EXERCISE BRIEF: Copy every record below exactly as written, but leave out the pictures.
-------
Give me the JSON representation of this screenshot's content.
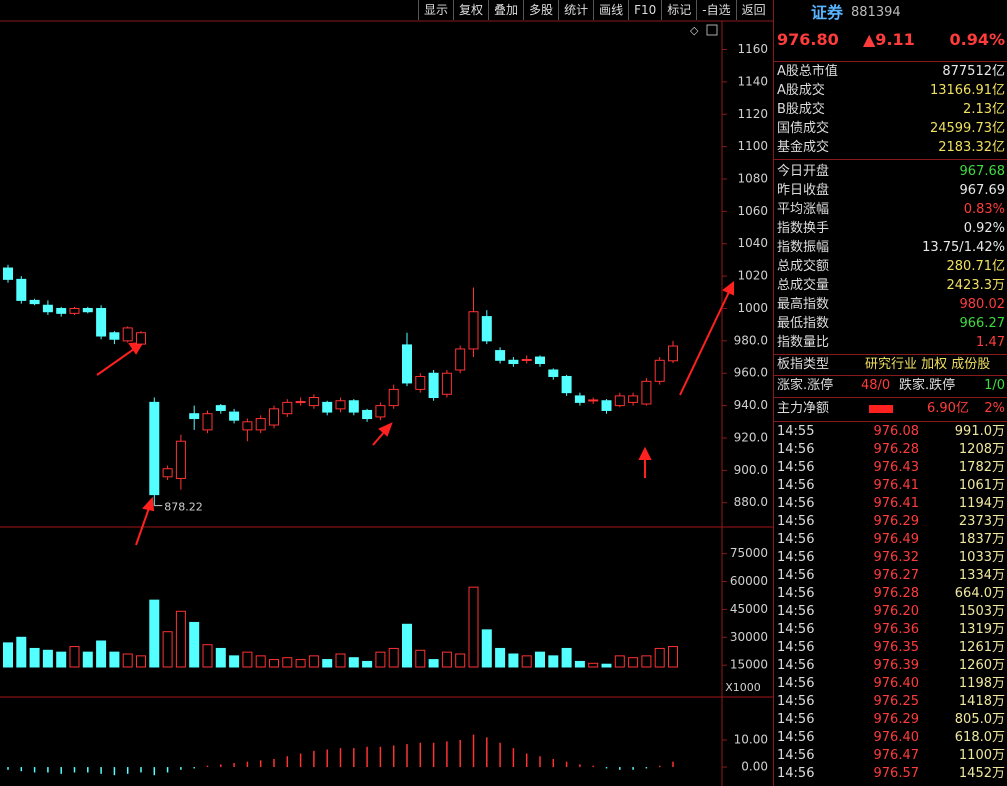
{
  "toolbar": [
    "显示",
    "复权",
    "叠加",
    "多股",
    "统计",
    "画线",
    "F10",
    "标记",
    "-自选",
    "返回"
  ],
  "quote": {
    "name": "证券",
    "code": "881394",
    "price": "976.80",
    "change": "▲9.11",
    "pct": "0.94%"
  },
  "stats": [
    {
      "label": "A股总市值",
      "value": "877512亿",
      "color": "#e8e8e8"
    },
    {
      "label": "A股成交",
      "value": "13166.91亿",
      "color": "#f0e060"
    },
    {
      "label": "B股成交",
      "value": "2.13亿",
      "color": "#f0e060"
    },
    {
      "label": "国债成交",
      "value": "24599.73亿",
      "color": "#f0e060"
    },
    {
      "label": "基金成交",
      "value": "2183.32亿",
      "color": "#f0e060"
    },
    {
      "label": "今日开盘",
      "value": "967.68",
      "color": "#3ddc3d"
    },
    {
      "label": "昨日收盘",
      "value": "967.69",
      "color": "#e8e8e8"
    },
    {
      "label": "平均涨幅",
      "value": "0.83%",
      "color": "#ff3c3c"
    },
    {
      "label": "指数换手",
      "value": "0.92%",
      "color": "#e8e8e8"
    },
    {
      "label": "指数振幅",
      "value": "13.75/1.42%",
      "color": "#e8e8e8"
    },
    {
      "label": "总成交额",
      "value": "280.71亿",
      "color": "#f0e060"
    },
    {
      "label": "总成交量",
      "value": "2423.3万",
      "color": "#f0e060"
    },
    {
      "label": "最高指数",
      "value": "980.02",
      "color": "#ff3c3c"
    },
    {
      "label": "最低指数",
      "value": "966.27",
      "color": "#3ddc3d"
    },
    {
      "label": "指数量比",
      "value": "1.47",
      "color": "#ff3c3c"
    }
  ],
  "board": {
    "label": "板指类型",
    "value": "研究行业 加权 成份股"
  },
  "breadth": {
    "up_label": "涨家.涨停",
    "up_value": "48/0",
    "down_label": "跌家.跌停",
    "down_value": "1/0"
  },
  "main_force": {
    "label": "主力净额",
    "value": "6.90亿",
    "pct": "2%"
  },
  "trades": [
    [
      "14:55",
      "976.08",
      "991.0万"
    ],
    [
      "14:56",
      "976.28",
      "1208万"
    ],
    [
      "14:56",
      "976.43",
      "1782万"
    ],
    [
      "14:56",
      "976.41",
      "1061万"
    ],
    [
      "14:56",
      "976.41",
      "1194万"
    ],
    [
      "14:56",
      "976.29",
      "2373万"
    ],
    [
      "14:56",
      "976.49",
      "1837万"
    ],
    [
      "14:56",
      "976.32",
      "1033万"
    ],
    [
      "14:56",
      "976.27",
      "1334万"
    ],
    [
      "14:56",
      "976.28",
      "664.0万"
    ],
    [
      "14:56",
      "976.20",
      "1503万"
    ],
    [
      "14:56",
      "976.36",
      "1319万"
    ],
    [
      "14:56",
      "976.35",
      "1261万"
    ],
    [
      "14:56",
      "976.39",
      "1260万"
    ],
    [
      "14:56",
      "976.40",
      "1198万"
    ],
    [
      "14:56",
      "976.25",
      "1418万"
    ],
    [
      "14:56",
      "976.29",
      "805.0万"
    ],
    [
      "14:56",
      "976.40",
      "618.0万"
    ],
    [
      "14:56",
      "976.47",
      "1100万"
    ],
    [
      "14:56",
      "976.57",
      "1452万"
    ]
  ],
  "chart_data": [
    {
      "type": "candlestick",
      "up_color": "#ff3232",
      "down_color": "#54ffff",
      "open": [
        1025,
        1018,
        1005,
        1002,
        1000,
        997,
        1000,
        1000,
        985,
        980,
        978,
        942,
        896,
        895,
        935,
        925,
        940,
        936,
        925,
        925,
        928,
        935,
        942,
        940,
        942,
        938,
        943,
        937,
        933,
        940,
        977.5,
        950,
        960,
        947,
        962,
        975,
        995,
        974,
        968,
        968,
        970,
        962,
        958,
        946,
        943,
        943,
        940,
        942,
        941,
        955,
        967.68
      ],
      "high": [
        1027,
        1020,
        1006,
        1005,
        1001,
        1001,
        1001,
        1002,
        986,
        989,
        986,
        945,
        903,
        922,
        940,
        937,
        941,
        938,
        932,
        934,
        940,
        944,
        945,
        947,
        943,
        945,
        944,
        938,
        942,
        953,
        985,
        960,
        962,
        962,
        977,
        1013,
        999,
        976,
        970,
        971,
        971,
        963,
        959,
        948,
        945,
        944,
        948,
        948,
        957,
        970,
        980.02
      ],
      "low": [
        1016,
        1003,
        1002,
        996,
        995,
        996,
        997,
        981,
        978,
        979,
        977,
        878.22,
        894,
        888,
        925,
        923,
        935,
        929,
        918,
        923,
        926,
        933,
        940,
        938,
        934,
        936,
        934,
        930,
        931,
        938,
        952,
        948,
        943,
        945,
        960,
        970,
        978,
        966,
        964,
        966,
        964,
        956,
        946,
        940,
        941,
        935,
        939,
        940,
        940,
        953,
        966.27
      ],
      "close": [
        1018,
        1005,
        1003,
        998,
        997,
        1000,
        998,
        983,
        981,
        988,
        985,
        885,
        901,
        918,
        932,
        935,
        937,
        931,
        930,
        932,
        938,
        942,
        942.5,
        945,
        936,
        943,
        936,
        932,
        940,
        950,
        954,
        958,
        945,
        960,
        975,
        998,
        980,
        968,
        966,
        968.5,
        966,
        958,
        948,
        942,
        943.5,
        937,
        946,
        946,
        955,
        968,
        976.8
      ],
      "annotation": "878.22",
      "ylim": [
        865,
        1177
      ],
      "yticks": [
        {
          "value": 880,
          "label": "880.0"
        },
        {
          "value": 900,
          "label": "900.0"
        },
        {
          "value": 920,
          "label": "920.0"
        },
        {
          "value": 940,
          "label": "940.0"
        },
        {
          "value": 960,
          "label": "960.0"
        },
        {
          "value": 980,
          "label": "980.0"
        },
        1000,
        1020,
        1040,
        1060,
        1080,
        1100,
        1120,
        1140,
        1160
      ]
    },
    {
      "type": "bar",
      "unit_label": "X1000",
      "values": [
        27000,
        30000,
        24000,
        23000,
        22000,
        25000,
        22000,
        28000,
        22000,
        21000,
        20000,
        50000,
        33000,
        44000,
        38000,
        26000,
        24000,
        20000,
        22000,
        20000,
        18000,
        19000,
        18000,
        20000,
        18000,
        21000,
        19000,
        17000,
        22000,
        24000,
        37000,
        23000,
        18000,
        22000,
        21000,
        57000,
        34000,
        24000,
        21000,
        20000,
        22000,
        20000,
        24000,
        17000,
        16000,
        15500,
        20000,
        19000,
        20000,
        24000,
        25000
      ],
      "ylim": [
        14000,
        77000
      ],
      "yticks": [
        15000,
        30000,
        45000,
        60000,
        75000
      ]
    },
    {
      "type": "bar",
      "values": [
        -1,
        -1.5,
        -2,
        -2,
        -2.5,
        -2,
        -2,
        -2.5,
        -3,
        -2.5,
        -2,
        -3,
        -2,
        -1,
        -0.5,
        0.5,
        1,
        1.5,
        2,
        2.5,
        3,
        4,
        5,
        6,
        6.5,
        7,
        7,
        7.5,
        7.5,
        8,
        8.5,
        9,
        9,
        9.5,
        10,
        12,
        11,
        9,
        7,
        5,
        4,
        3,
        2,
        1,
        0.5,
        -0.5,
        -1,
        -1,
        -0.5,
        0.5,
        2
      ],
      "ylim": [
        -7,
        24.8
      ],
      "yticks": [
        {
          "value": 0,
          "label": "0.00"
        },
        {
          "value": 10,
          "label": "10.00"
        }
      ]
    }
  ]
}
-------
THE RESPONSE:
Give me the JSON representation of this screenshot's content.
{
  "toolbar": [
    "显示",
    "复权",
    "叠加",
    "多股",
    "统计",
    "画线",
    "F10",
    "标记",
    "-自选",
    "返回"
  ],
  "quote": {
    "name": "证券",
    "code": "881394",
    "price": "976.80",
    "change": "▲9.11",
    "pct": "0.94%"
  },
  "stats": [
    {
      "label": "A股总市值",
      "value": "877512亿",
      "color": "#e8e8e8"
    },
    {
      "label": "A股成交",
      "value": "13166.91亿",
      "color": "#f0e060"
    },
    {
      "label": "B股成交",
      "value": "2.13亿",
      "color": "#f0e060"
    },
    {
      "label": "国债成交",
      "value": "24599.73亿",
      "color": "#f0e060"
    },
    {
      "label": "基金成交",
      "value": "2183.32亿",
      "color": "#f0e060"
    },
    {
      "label": "今日开盘",
      "value": "967.68",
      "color": "#3ddc3d"
    },
    {
      "label": "昨日收盘",
      "value": "967.69",
      "color": "#e8e8e8"
    },
    {
      "label": "平均涨幅",
      "value": "0.83%",
      "color": "#ff3c3c"
    },
    {
      "label": "指数换手",
      "value": "0.92%",
      "color": "#e8e8e8"
    },
    {
      "label": "指数振幅",
      "value": "13.75/1.42%",
      "color": "#e8e8e8"
    },
    {
      "label": "总成交额",
      "value": "280.71亿",
      "color": "#f0e060"
    },
    {
      "label": "总成交量",
      "value": "2423.3万",
      "color": "#f0e060"
    },
    {
      "label": "最高指数",
      "value": "980.02",
      "color": "#ff3c3c"
    },
    {
      "label": "最低指数",
      "value": "966.27",
      "color": "#3ddc3d"
    },
    {
      "label": "指数量比",
      "value": "1.47",
      "color": "#ff3c3c"
    }
  ],
  "board": {
    "label": "板指类型",
    "value": "研究行业 加权 成份股"
  },
  "breadth": {
    "up_label": "涨家.涨停",
    "up_value": "48/0",
    "down_label": "跌家.跌停",
    "down_value": "1/0"
  },
  "main_force": {
    "label": "主力净额",
    "value": "6.90亿",
    "pct": "2%"
  },
  "trades": [
    [
      "14:55",
      "976.08",
      "991.0万"
    ],
    [
      "14:56",
      "976.28",
      "1208万"
    ],
    [
      "14:56",
      "976.43",
      "1782万"
    ],
    [
      "14:56",
      "976.41",
      "1061万"
    ],
    [
      "14:56",
      "976.41",
      "1194万"
    ],
    [
      "14:56",
      "976.29",
      "2373万"
    ],
    [
      "14:56",
      "976.49",
      "1837万"
    ],
    [
      "14:56",
      "976.32",
      "1033万"
    ],
    [
      "14:56",
      "976.27",
      "1334万"
    ],
    [
      "14:56",
      "976.28",
      "664.0万"
    ],
    [
      "14:56",
      "976.20",
      "1503万"
    ],
    [
      "14:56",
      "976.36",
      "1319万"
    ],
    [
      "14:56",
      "976.35",
      "1261万"
    ],
    [
      "14:56",
      "976.39",
      "1260万"
    ],
    [
      "14:56",
      "976.40",
      "1198万"
    ],
    [
      "14:56",
      "976.25",
      "1418万"
    ],
    [
      "14:56",
      "976.29",
      "805.0万"
    ],
    [
      "14:56",
      "976.40",
      "618.0万"
    ],
    [
      "14:56",
      "976.47",
      "1100万"
    ],
    [
      "14:56",
      "976.57",
      "1452万"
    ]
  ],
  "chart_data": [
    {
      "type": "candlestick",
      "up_color": "#ff3232",
      "down_color": "#54ffff",
      "open": [
        1025,
        1018,
        1005,
        1002,
        1000,
        997,
        1000,
        1000,
        985,
        980,
        978,
        942,
        896,
        895,
        935,
        925,
        940,
        936,
        925,
        925,
        928,
        935,
        942,
        940,
        942,
        938,
        943,
        937,
        933,
        940,
        977.5,
        950,
        960,
        947,
        962,
        975,
        995,
        974,
        968,
        968,
        970,
        962,
        958,
        946,
        943,
        943,
        940,
        942,
        941,
        955,
        967.68
      ],
      "high": [
        1027,
        1020,
        1006,
        1005,
        1001,
        1001,
        1001,
        1002,
        986,
        989,
        986,
        945,
        903,
        922,
        940,
        937,
        941,
        938,
        932,
        934,
        940,
        944,
        945,
        947,
        943,
        945,
        944,
        938,
        942,
        953,
        985,
        960,
        962,
        962,
        977,
        1013,
        999,
        976,
        970,
        971,
        971,
        963,
        959,
        948,
        945,
        944,
        948,
        948,
        957,
        970,
        980.02
      ],
      "low": [
        1016,
        1003,
        1002,
        996,
        995,
        996,
        997,
        981,
        978,
        979,
        977,
        878.22,
        894,
        888,
        925,
        923,
        935,
        929,
        918,
        923,
        926,
        933,
        940,
        938,
        934,
        936,
        934,
        930,
        931,
        938,
        952,
        948,
        943,
        945,
        960,
        970,
        978,
        966,
        964,
        966,
        964,
        956,
        946,
        940,
        941,
        935,
        939,
        940,
        940,
        953,
        966.27
      ],
      "close": [
        1018,
        1005,
        1003,
        998,
        997,
        1000,
        998,
        983,
        981,
        988,
        985,
        885,
        901,
        918,
        932,
        935,
        937,
        931,
        930,
        932,
        938,
        942,
        942.5,
        945,
        936,
        943,
        936,
        932,
        940,
        950,
        954,
        958,
        945,
        960,
        975,
        998,
        980,
        968,
        966,
        968.5,
        966,
        958,
        948,
        942,
        943.5,
        937,
        946,
        946,
        955,
        968,
        976.8
      ],
      "annotation": "878.22",
      "ylim": [
        865,
        1177
      ],
      "yticks": [
        {
          "value": 880,
          "label": "880.0"
        },
        {
          "value": 900,
          "label": "900.0"
        },
        {
          "value": 920,
          "label": "920.0"
        },
        {
          "value": 940,
          "label": "940.0"
        },
        {
          "value": 960,
          "label": "960.0"
        },
        {
          "value": 980,
          "label": "980.0"
        },
        1000,
        1020,
        1040,
        1060,
        1080,
        1100,
        1120,
        1140,
        1160
      ]
    },
    {
      "type": "bar",
      "unit_label": "X1000",
      "values": [
        27000,
        30000,
        24000,
        23000,
        22000,
        25000,
        22000,
        28000,
        22000,
        21000,
        20000,
        50000,
        33000,
        44000,
        38000,
        26000,
        24000,
        20000,
        22000,
        20000,
        18000,
        19000,
        18000,
        20000,
        18000,
        21000,
        19000,
        17000,
        22000,
        24000,
        37000,
        23000,
        18000,
        22000,
        21000,
        57000,
        34000,
        24000,
        21000,
        20000,
        22000,
        20000,
        24000,
        17000,
        16000,
        15500,
        20000,
        19000,
        20000,
        24000,
        25000
      ],
      "ylim": [
        14000,
        77000
      ],
      "yticks": [
        15000,
        30000,
        45000,
        60000,
        75000
      ]
    },
    {
      "type": "bar",
      "values": [
        -1,
        -1.5,
        -2,
        -2,
        -2.5,
        -2,
        -2,
        -2.5,
        -3,
        -2.5,
        -2,
        -3,
        -2,
        -1,
        -0.5,
        0.5,
        1,
        1.5,
        2,
        2.5,
        3,
        4,
        5,
        6,
        6.5,
        7,
        7,
        7.5,
        7.5,
        8,
        8.5,
        9,
        9,
        9.5,
        10,
        12,
        11,
        9,
        7,
        5,
        4,
        3,
        2,
        1,
        0.5,
        -0.5,
        -1,
        -1,
        -0.5,
        0.5,
        2
      ],
      "ylim": [
        -7,
        24.8
      ],
      "yticks": [
        {
          "value": 0,
          "label": "0.00"
        },
        {
          "value": 10,
          "label": "10.00"
        }
      ]
    }
  ]
}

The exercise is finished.